[Extracted records]
'''

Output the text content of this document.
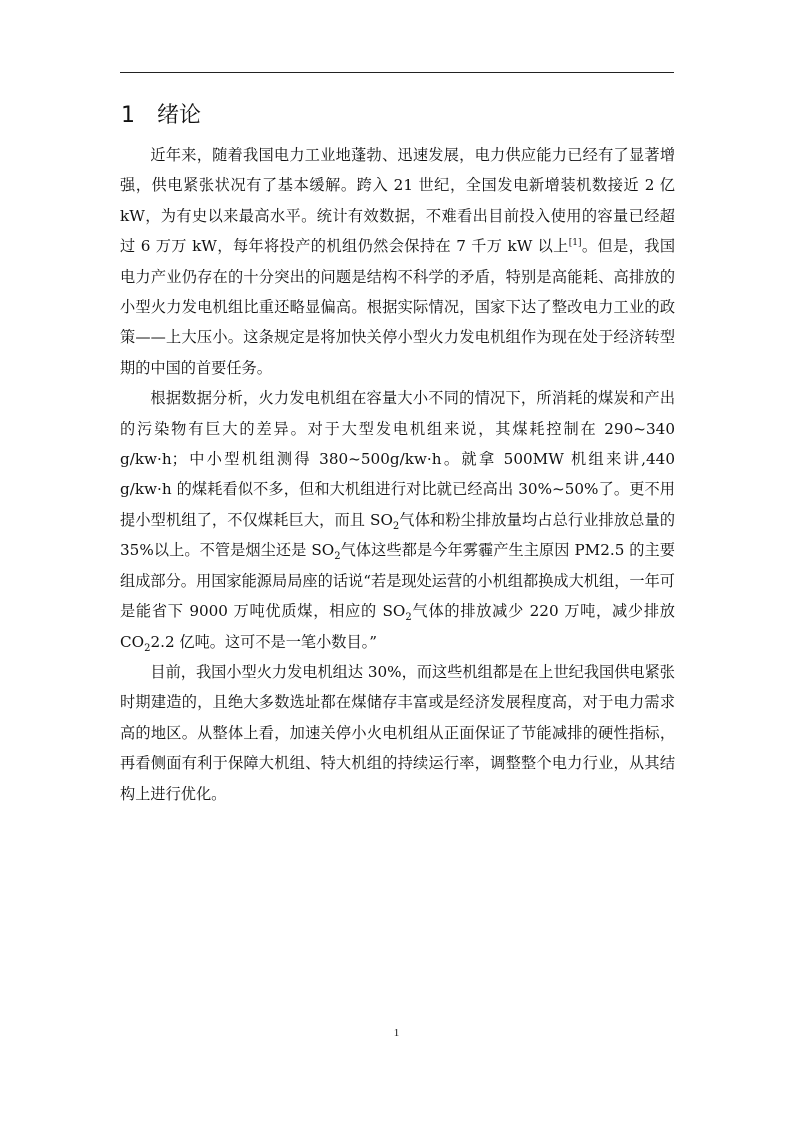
1 绪论

近年来，随着我国电力工业地蓬勃、迅速发展，电力供应能力已经有了显著增强，供电紧张状况有了基本缓解。跨入 21 世纪，全国发电新增装机数接近 2 亿 kW，为有史以来最高水平。统计有效数据，不难看出目前投入使用的容量已经超过 6 万万 kW，每年将投产的机组仍然会保持在 7 千万 kW 以上[1]。但是，我国电力产业仍存在的十分突出的问题是结构不科学的矛盾，特别是高能耗、高排放的小型火力发电机组比重还略显偏高。根据实际情况，国家下达了整改电力工业的政策——上大压小。这条规定是将加快关停小型火力发电机组作为现在处于经济转型期的中国的首要任务。

根据数据分析，火力发电机组在容量大小不同的情况下，所消耗的煤炭和产出的污染物有巨大的差异。对于大型发电机组来说，其煤耗控制在 290~340 g/kw·h；中小型机组测得 380~500g/kw·h。就拿 500MW 机组来讲,440 g/kw·h 的煤耗看似不多，但和大机组进行对比就已经高出 30%~50%了。更不用提小型机组了，不仅煤耗巨大，而且 $SO_2$气体和粉尘排放量均占总行业排放总量的 35%以上。不管是烟尘还是 $SO_2$气体这些都是今年雾霾产生主原因 PM2.5 的主要组成部分。用国家能源局局座的话说“若是现处运营的小机组都换成大机组，一年可是能省下 9000 万吨优质煤，相应的 $SO_2$气体的排放减少 220 万吨，减少排放 $CO_22.2$ 亿吨。这可不是一笔小数目。”

目前，我国小型火力发电机组达 30%，而这些机组都是在上世纪我国供电紧张时期建造的，且绝大多数选址都在煤储存丰富或是经济发展程度高，对于电力需求高的地区。从整体上看，加速关停小火电机组从正面保证了节能减排的硬性指标，再看侧面有利于保障大机组、特大机组的持续运行率，调整整个电力行业，从其结构上进行优化。

1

'''

Write out all the entries word for word, but skip any images.

Output the text content of this document.
1 绪论

近年来，随着我国电力工业地蓬勃、迅速发展，电力供应能力已经有了显著增强，供电紧张状况有了基本缓解。跨入 21 世纪，全国发电新增装机数接近 2 亿 kW，为有史以来最高水平。统计有效数据，不难看出目前投入使用的容量已经超过 6 万万 kW，每年将投产的机组仍然会保持在 7 千万 kW 以上[1]。但是，我国电力产业仍存在的十分突出的问题是结构不科学的矛盾，特别是高能耗、高排放的小型火力发电机组比重还略显偏高。根据实际情况，国家下达了整改电力工业的政策——上大压小。这条规定是将加快关停小型火力发电机组作为现在处于经济转型期的中国的首要任务。

根据数据分析，火力发电机组在容量大小不同的情况下，所消耗的煤炭和产出的污染物有巨大的差异。对于大型发电机组来说，其煤耗控制在 290~340 g/kw·h；中小型机组测得 380~500g/kw·h。就拿 500MW 机组来讲,440 g/kw·h 的煤耗看似不多，但和大机组进行对比就已经高出 30%~50%了。更不用提小型机组了，不仅煤耗巨大，而且 $SO_2$气体和粉尘排放量均占总行业排放总量的 35%以上。不管是烟尘还是 $SO_2$气体这些都是今年雾霾产生主原因 PM2.5 的主要组成部分。用国家能源局局座的话说“若是现处运营的小机组都换成大机组，一年可是能省下 9000 万吨优质煤，相应的 $SO_2$气体的排放减少 220 万吨，减少排放 $CO_22.2$ 亿吨。这可不是一笔小数目。”

目前，我国小型火力发电机组达 30%，而这些机组都是在上世纪我国供电紧张时期建造的，且绝大多数选址都在煤储存丰富或是经济发展程度高，对于电力需求高的地区。从整体上看，加速关停小火电机组从正面保证了节能减排的硬性指标，再看侧面有利于保障大机组、特大机组的持续运行率，调整整个电力行业，从其结构上进行优化。

1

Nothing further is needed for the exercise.